### AIM OF THE TASK:
Find how many lines in the material hold the word "Files", then state that number and nothing more.

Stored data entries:
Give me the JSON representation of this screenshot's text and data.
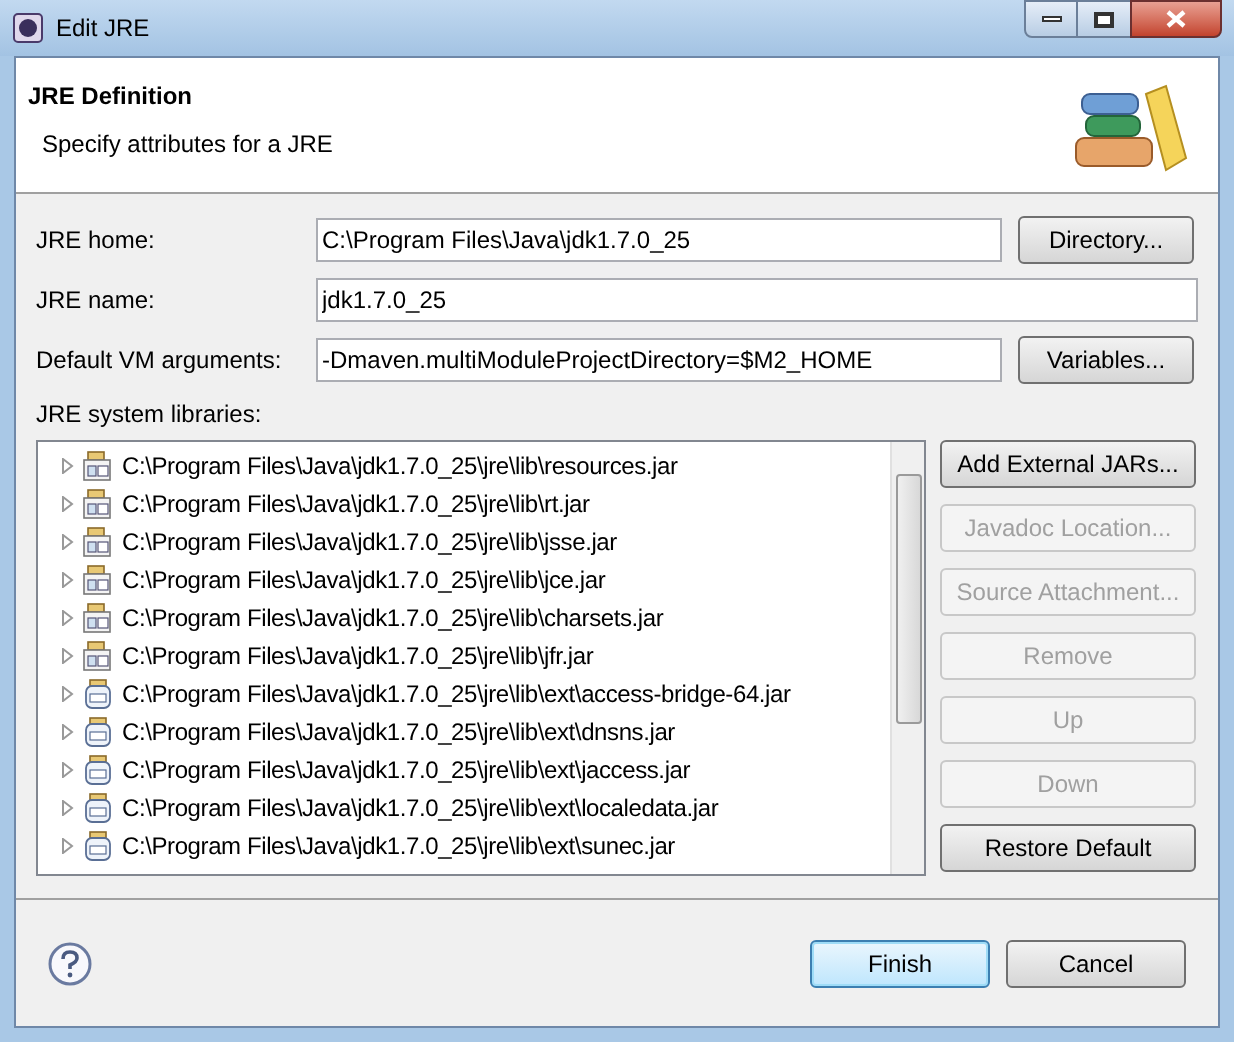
{
  "window": {
    "title": "Edit JRE"
  },
  "header": {
    "title": "JRE Definition",
    "subtitle": "Specify attributes for a JRE"
  },
  "fields": [
    {
      "label": "JRE home:",
      "value": "C:\\Program Files\\Java\\jdk1.7.0_25",
      "button": "Directory..."
    },
    {
      "label": "JRE name:",
      "value": "jdk1.7.0_25"
    },
    {
      "label": "Default VM arguments:",
      "value": "-Dmaven.multiModuleProjectDirectory=$M2_HOME",
      "button": "Variables..."
    }
  ],
  "libraries": {
    "label": "JRE system libraries:",
    "items": [
      {
        "kind": "lib",
        "path": "C:\\Program Files\\Java\\jdk1.7.0_25\\jre\\lib\\resources.jar"
      },
      {
        "kind": "lib",
        "path": "C:\\Program Files\\Java\\jdk1.7.0_25\\jre\\lib\\rt.jar"
      },
      {
        "kind": "lib",
        "path": "C:\\Program Files\\Java\\jdk1.7.0_25\\jre\\lib\\jsse.jar"
      },
      {
        "kind": "lib",
        "path": "C:\\Program Files\\Java\\jdk1.7.0_25\\jre\\lib\\jce.jar"
      },
      {
        "kind": "lib",
        "path": "C:\\Program Files\\Java\\jdk1.7.0_25\\jre\\lib\\charsets.jar"
      },
      {
        "kind": "lib",
        "path": "C:\\Program Files\\Java\\jdk1.7.0_25\\jre\\lib\\jfr.jar"
      },
      {
        "kind": "ext",
        "path": "C:\\Program Files\\Java\\jdk1.7.0_25\\jre\\lib\\ext\\access-bridge-64.jar"
      },
      {
        "kind": "ext",
        "path": "C:\\Program Files\\Java\\jdk1.7.0_25\\jre\\lib\\ext\\dnsns.jar"
      },
      {
        "kind": "ext",
        "path": "C:\\Program Files\\Java\\jdk1.7.0_25\\jre\\lib\\ext\\jaccess.jar"
      },
      {
        "kind": "ext",
        "path": "C:\\Program Files\\Java\\jdk1.7.0_25\\jre\\lib\\ext\\localedata.jar"
      },
      {
        "kind": "ext",
        "path": "C:\\Program Files\\Java\\jdk1.7.0_25\\jre\\lib\\ext\\sunec.jar"
      }
    ],
    "buttons": [
      {
        "label": "Add External JARs...",
        "disabled": false
      },
      {
        "label": "Javadoc Location...",
        "disabled": true
      },
      {
        "label": "Source Attachment...",
        "disabled": true
      },
      {
        "label": "Remove",
        "disabled": true
      },
      {
        "label": "Up",
        "disabled": true
      },
      {
        "label": "Down",
        "disabled": true
      },
      {
        "label": "Restore Default",
        "disabled": false
      }
    ]
  },
  "footer": {
    "buttons": [
      {
        "label": "Finish",
        "default": true
      },
      {
        "label": "Cancel",
        "default": false
      }
    ]
  }
}
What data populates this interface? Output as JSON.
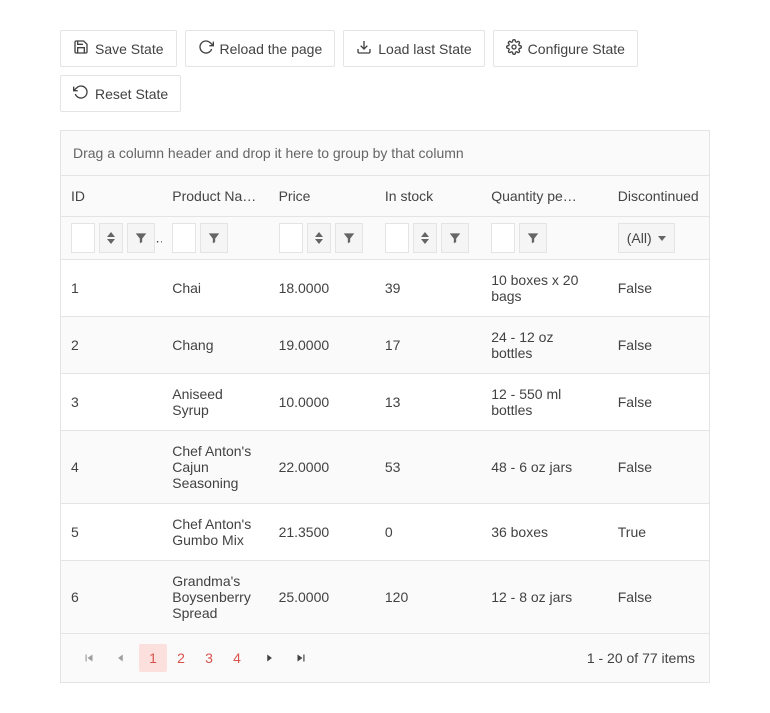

### WRITTEN SOLUTION:
12